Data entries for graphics
__________________________________________________
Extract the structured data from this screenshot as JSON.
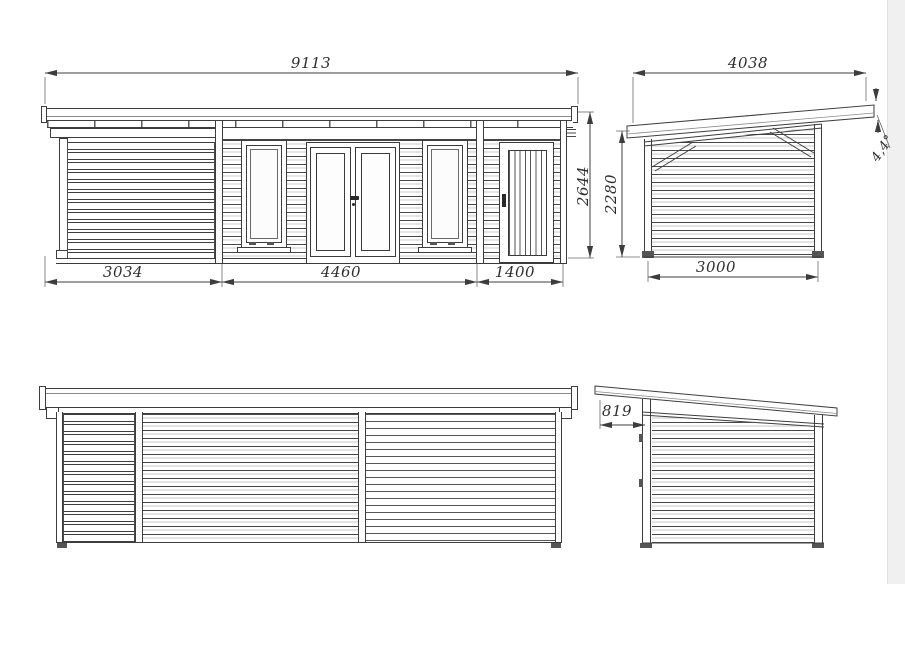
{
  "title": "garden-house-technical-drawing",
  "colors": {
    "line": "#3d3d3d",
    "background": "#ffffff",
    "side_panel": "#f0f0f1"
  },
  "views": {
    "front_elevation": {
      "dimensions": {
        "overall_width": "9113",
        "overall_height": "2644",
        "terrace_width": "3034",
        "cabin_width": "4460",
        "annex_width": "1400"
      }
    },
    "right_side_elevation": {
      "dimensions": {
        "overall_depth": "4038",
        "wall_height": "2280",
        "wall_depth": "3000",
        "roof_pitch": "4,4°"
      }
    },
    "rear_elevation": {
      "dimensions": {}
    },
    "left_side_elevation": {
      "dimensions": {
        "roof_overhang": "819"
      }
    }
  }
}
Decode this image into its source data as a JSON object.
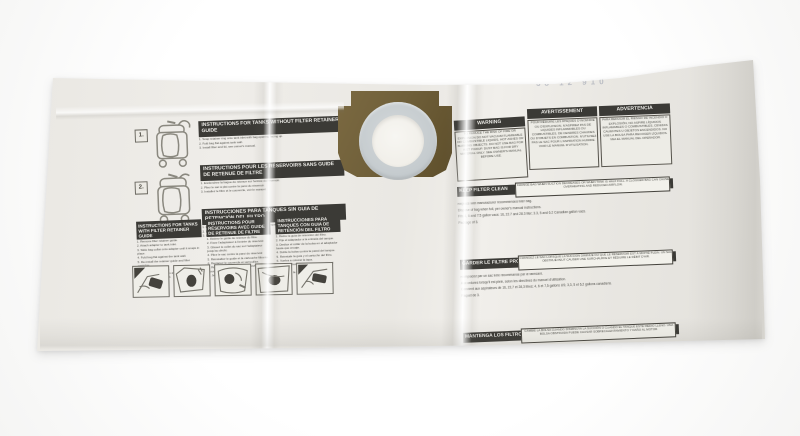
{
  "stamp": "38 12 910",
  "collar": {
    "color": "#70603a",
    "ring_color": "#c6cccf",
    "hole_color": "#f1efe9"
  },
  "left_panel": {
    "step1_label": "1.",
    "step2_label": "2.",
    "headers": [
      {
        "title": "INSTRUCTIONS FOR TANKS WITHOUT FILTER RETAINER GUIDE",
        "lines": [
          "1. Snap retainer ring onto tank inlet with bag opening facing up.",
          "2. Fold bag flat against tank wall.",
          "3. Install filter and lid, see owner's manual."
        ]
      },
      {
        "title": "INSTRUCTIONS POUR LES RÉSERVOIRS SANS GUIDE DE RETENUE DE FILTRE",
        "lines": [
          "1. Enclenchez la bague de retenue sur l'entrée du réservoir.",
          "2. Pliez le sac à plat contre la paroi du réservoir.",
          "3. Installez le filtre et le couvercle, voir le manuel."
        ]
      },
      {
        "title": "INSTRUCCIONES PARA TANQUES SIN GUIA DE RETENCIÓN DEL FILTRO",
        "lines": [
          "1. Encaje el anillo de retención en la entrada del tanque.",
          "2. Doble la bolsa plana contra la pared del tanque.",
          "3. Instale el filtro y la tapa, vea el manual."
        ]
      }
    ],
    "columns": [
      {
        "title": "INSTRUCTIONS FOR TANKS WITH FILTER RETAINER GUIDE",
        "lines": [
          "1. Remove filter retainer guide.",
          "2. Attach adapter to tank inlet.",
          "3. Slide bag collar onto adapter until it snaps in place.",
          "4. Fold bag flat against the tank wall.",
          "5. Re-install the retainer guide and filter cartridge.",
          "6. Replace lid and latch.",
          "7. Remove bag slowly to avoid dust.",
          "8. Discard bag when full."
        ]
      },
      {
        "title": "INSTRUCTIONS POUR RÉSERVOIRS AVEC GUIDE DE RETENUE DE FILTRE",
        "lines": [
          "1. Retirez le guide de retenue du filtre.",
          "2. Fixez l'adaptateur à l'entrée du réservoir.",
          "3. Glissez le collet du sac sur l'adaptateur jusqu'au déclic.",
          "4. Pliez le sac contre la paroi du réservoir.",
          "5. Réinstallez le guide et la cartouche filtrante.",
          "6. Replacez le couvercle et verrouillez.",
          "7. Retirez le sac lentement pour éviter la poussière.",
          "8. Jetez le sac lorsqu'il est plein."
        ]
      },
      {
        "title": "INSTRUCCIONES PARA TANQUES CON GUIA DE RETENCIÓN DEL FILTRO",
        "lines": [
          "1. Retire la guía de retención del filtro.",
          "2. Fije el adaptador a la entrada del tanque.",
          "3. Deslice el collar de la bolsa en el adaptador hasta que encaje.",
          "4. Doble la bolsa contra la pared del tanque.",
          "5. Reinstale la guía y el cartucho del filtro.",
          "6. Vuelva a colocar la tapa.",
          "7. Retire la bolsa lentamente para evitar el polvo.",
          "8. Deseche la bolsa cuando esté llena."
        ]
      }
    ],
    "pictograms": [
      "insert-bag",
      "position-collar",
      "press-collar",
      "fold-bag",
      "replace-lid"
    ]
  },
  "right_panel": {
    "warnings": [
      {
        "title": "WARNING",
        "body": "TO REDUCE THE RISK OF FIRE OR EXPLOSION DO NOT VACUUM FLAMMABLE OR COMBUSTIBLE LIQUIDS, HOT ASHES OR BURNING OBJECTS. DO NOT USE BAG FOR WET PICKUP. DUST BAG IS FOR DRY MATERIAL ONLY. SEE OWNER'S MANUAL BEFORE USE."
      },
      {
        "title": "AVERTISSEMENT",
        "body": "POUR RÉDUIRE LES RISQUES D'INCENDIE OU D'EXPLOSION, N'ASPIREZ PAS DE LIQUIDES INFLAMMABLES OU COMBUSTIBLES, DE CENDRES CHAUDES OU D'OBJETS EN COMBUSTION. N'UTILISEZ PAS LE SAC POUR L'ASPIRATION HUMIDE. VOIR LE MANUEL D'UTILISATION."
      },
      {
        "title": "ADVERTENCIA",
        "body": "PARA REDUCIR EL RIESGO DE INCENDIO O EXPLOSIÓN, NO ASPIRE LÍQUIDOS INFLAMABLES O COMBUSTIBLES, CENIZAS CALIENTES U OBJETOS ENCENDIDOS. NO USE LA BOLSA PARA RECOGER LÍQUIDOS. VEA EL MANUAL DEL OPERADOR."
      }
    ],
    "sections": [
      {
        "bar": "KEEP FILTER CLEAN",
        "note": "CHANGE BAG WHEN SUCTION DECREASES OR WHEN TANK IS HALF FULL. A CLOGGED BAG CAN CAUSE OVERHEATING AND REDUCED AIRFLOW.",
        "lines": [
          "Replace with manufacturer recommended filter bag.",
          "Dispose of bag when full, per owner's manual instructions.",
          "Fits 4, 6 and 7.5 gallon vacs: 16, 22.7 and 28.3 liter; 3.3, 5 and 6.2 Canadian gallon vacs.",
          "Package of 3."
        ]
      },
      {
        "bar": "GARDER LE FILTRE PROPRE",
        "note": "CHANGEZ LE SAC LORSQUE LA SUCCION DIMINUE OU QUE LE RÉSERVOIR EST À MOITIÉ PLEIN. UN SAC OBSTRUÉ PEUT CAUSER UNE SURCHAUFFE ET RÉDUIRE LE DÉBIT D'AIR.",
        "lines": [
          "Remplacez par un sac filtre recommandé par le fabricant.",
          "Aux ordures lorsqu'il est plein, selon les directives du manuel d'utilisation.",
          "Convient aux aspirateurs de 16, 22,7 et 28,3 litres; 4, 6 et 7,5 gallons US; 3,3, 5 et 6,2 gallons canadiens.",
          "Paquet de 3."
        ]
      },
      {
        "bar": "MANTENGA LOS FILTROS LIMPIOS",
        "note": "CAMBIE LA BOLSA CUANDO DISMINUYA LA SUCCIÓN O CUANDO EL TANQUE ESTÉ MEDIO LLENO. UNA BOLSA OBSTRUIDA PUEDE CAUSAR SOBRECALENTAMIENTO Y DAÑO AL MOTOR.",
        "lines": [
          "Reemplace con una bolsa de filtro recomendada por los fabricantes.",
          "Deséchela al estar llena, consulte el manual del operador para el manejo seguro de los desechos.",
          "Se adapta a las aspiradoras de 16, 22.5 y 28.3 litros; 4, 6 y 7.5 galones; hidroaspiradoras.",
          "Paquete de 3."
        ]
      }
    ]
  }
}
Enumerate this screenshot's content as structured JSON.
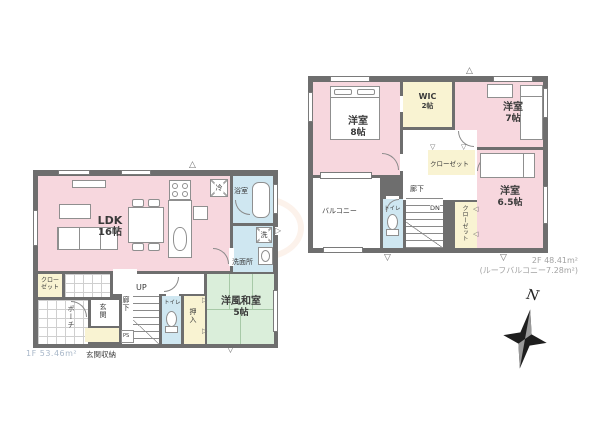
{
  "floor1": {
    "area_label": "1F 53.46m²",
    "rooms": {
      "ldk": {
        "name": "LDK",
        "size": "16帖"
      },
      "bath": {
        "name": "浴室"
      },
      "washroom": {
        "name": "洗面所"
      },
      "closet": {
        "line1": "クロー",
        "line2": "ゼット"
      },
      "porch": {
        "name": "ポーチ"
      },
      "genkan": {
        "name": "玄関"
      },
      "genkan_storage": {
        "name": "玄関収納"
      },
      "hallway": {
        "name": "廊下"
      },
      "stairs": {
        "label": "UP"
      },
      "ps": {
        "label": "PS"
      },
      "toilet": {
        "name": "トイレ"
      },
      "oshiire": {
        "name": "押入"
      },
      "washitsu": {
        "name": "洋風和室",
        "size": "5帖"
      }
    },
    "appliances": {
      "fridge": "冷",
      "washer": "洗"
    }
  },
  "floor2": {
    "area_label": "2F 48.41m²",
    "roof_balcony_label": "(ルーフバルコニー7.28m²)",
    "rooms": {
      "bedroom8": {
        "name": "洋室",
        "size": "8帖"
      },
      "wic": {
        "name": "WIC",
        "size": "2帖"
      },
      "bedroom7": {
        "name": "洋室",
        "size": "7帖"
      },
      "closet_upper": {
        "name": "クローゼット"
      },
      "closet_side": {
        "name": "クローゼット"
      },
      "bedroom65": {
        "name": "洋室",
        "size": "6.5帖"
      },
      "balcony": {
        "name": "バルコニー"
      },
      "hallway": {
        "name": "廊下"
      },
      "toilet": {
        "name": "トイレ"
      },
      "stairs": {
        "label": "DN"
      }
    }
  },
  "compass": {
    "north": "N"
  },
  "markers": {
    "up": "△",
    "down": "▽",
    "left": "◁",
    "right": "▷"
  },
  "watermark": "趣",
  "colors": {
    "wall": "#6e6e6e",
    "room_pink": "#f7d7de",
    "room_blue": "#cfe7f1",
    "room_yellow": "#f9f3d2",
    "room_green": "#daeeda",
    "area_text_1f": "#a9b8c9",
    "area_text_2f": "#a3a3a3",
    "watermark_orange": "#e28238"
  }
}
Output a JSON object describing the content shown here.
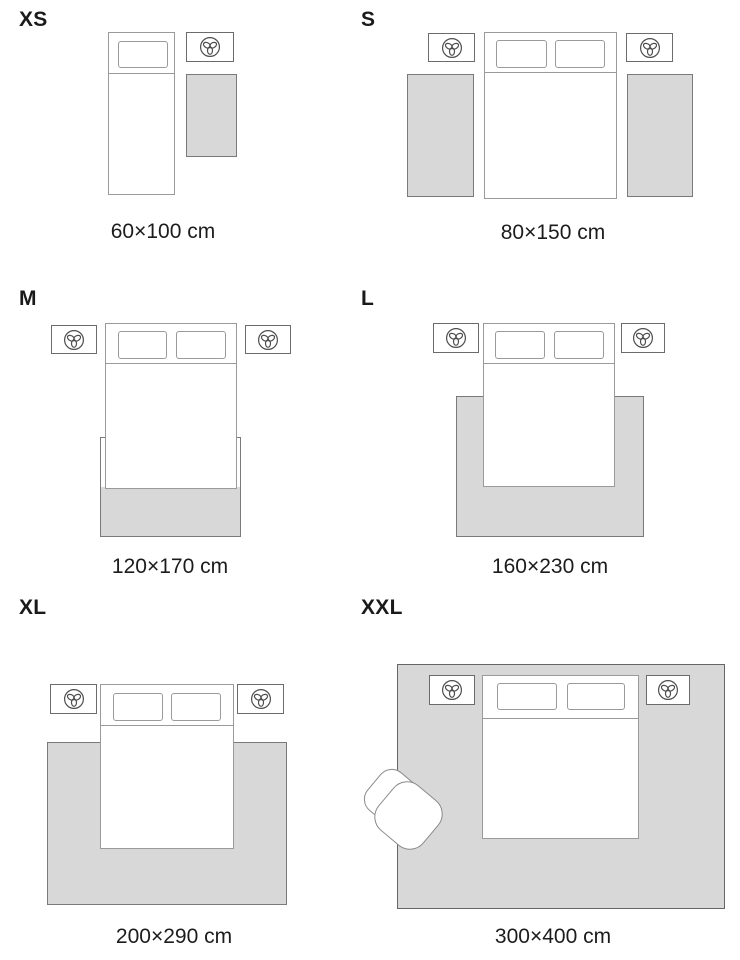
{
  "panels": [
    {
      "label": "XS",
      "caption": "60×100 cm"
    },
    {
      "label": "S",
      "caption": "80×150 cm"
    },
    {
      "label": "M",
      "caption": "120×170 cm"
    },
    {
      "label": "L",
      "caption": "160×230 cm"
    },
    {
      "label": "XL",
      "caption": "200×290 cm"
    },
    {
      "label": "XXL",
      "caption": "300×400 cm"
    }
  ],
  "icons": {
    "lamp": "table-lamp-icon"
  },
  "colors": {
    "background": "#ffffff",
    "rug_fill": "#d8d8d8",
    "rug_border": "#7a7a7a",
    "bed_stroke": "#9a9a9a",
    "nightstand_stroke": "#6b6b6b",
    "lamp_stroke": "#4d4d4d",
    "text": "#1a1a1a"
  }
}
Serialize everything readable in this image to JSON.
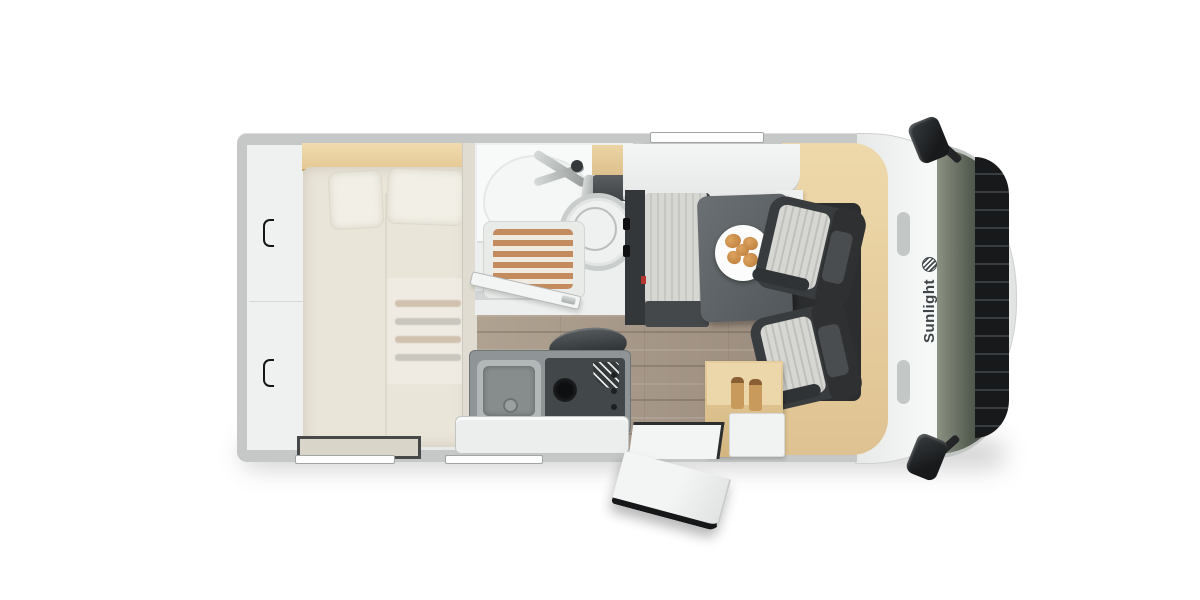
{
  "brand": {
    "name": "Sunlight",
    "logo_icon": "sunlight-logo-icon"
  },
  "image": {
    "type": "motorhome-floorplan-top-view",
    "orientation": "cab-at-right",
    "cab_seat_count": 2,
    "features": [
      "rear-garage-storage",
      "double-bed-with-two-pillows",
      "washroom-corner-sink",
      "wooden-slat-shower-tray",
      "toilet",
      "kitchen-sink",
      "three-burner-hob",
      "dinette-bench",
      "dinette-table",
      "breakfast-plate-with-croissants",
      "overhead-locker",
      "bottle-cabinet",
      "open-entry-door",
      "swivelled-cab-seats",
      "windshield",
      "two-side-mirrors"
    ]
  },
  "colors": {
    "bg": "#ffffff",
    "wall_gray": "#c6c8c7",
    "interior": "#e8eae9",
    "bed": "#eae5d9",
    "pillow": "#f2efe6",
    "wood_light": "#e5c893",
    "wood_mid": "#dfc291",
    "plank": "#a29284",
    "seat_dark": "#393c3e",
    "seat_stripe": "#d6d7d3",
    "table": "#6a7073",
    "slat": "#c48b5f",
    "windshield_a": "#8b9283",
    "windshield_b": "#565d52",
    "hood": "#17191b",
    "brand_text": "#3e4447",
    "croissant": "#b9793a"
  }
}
__________________________________________________
— EXERCISE —
Track down the lines that include the word "Doble" and copy them.

— RESULT OF THE EXERCISE —
          "2. Doble la bolsa plana contra la pared del tanque.",
          "4. Doble la bolsa contra la pared del tanque.",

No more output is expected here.